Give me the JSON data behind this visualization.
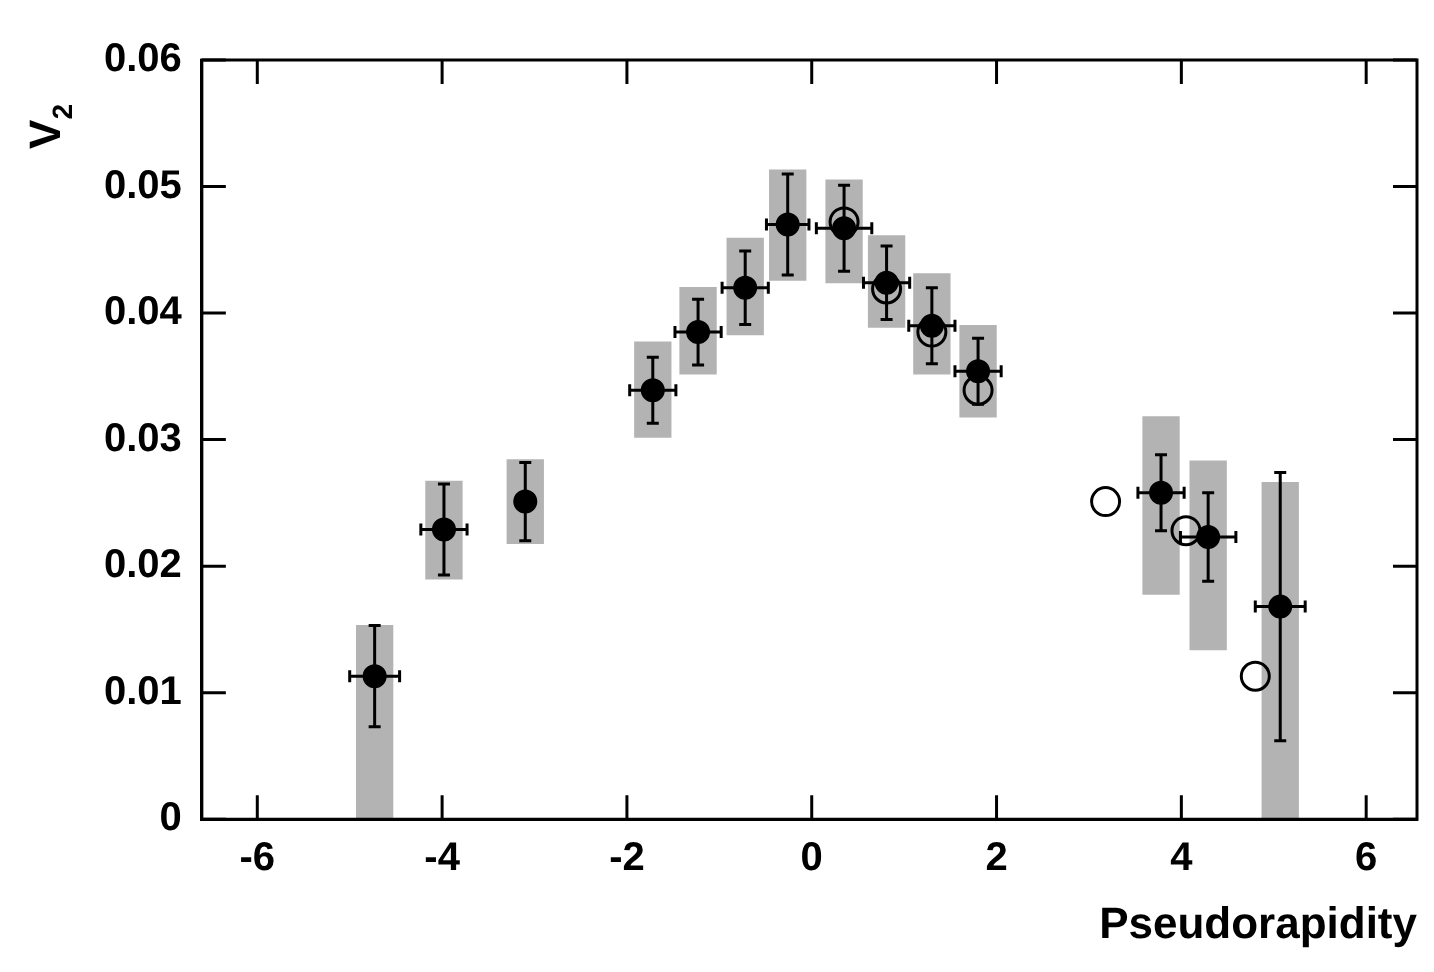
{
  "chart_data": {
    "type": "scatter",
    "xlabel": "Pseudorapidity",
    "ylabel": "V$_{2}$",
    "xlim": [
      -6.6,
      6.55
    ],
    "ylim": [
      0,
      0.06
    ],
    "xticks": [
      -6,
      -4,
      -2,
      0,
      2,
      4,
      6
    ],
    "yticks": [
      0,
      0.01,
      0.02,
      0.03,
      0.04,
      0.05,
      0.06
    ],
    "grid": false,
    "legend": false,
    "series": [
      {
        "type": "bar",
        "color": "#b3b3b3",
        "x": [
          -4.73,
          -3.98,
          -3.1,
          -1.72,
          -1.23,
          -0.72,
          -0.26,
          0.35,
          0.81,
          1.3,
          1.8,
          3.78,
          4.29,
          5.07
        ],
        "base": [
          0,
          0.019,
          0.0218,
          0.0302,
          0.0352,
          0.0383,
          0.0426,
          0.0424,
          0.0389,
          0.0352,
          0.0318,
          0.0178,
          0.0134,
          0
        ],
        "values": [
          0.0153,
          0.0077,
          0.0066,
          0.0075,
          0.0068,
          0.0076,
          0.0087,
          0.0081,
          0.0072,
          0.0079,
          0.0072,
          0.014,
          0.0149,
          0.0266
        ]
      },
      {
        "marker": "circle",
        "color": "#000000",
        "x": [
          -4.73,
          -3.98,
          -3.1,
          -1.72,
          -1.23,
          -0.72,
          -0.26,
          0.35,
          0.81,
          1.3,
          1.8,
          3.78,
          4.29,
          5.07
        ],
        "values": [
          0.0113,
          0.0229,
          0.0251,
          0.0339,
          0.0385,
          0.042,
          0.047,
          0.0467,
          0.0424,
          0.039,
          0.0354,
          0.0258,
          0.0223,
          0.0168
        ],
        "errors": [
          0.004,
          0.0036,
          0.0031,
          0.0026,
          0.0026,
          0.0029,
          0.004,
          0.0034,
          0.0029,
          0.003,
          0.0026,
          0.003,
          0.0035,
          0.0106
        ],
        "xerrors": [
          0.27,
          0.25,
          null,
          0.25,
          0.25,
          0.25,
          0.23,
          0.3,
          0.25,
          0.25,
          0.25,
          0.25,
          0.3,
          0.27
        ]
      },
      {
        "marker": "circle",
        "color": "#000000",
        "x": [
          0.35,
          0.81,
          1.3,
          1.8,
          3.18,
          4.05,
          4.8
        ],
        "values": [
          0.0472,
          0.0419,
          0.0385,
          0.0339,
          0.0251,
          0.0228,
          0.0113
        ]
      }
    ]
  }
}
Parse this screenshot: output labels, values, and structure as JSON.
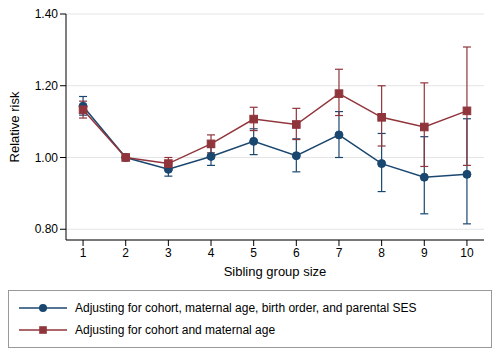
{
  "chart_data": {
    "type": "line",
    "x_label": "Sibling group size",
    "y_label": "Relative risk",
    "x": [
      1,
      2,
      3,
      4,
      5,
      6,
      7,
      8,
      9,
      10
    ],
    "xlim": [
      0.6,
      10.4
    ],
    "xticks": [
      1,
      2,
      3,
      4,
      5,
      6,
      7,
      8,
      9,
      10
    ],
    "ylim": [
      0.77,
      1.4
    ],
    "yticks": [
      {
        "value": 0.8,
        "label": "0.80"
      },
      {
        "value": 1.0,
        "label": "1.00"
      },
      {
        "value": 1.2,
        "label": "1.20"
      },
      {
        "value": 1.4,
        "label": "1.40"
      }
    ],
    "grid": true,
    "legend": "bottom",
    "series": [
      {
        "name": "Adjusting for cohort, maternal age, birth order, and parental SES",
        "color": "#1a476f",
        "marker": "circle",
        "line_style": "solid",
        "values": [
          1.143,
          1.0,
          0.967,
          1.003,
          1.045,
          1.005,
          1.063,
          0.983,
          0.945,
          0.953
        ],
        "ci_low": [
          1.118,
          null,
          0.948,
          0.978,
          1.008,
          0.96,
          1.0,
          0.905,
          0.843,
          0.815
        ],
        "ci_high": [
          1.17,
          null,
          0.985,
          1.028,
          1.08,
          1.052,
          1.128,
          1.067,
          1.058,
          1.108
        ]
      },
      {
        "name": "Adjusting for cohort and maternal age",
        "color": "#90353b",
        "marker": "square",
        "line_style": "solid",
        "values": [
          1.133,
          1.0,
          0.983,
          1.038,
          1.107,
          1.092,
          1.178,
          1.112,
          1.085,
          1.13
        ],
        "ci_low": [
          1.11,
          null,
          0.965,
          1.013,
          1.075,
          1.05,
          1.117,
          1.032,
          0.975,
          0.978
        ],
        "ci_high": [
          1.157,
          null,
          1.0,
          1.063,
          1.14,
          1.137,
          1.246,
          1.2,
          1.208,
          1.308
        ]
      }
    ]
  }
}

| What you have to do |
Select all lines in the listing above where the word "name" appears, and show them.

| Exercise response |
        "name": "Adjusting for cohort, maternal age, birth order, and parental SES",
        "name": "Adjusting for cohort and maternal age",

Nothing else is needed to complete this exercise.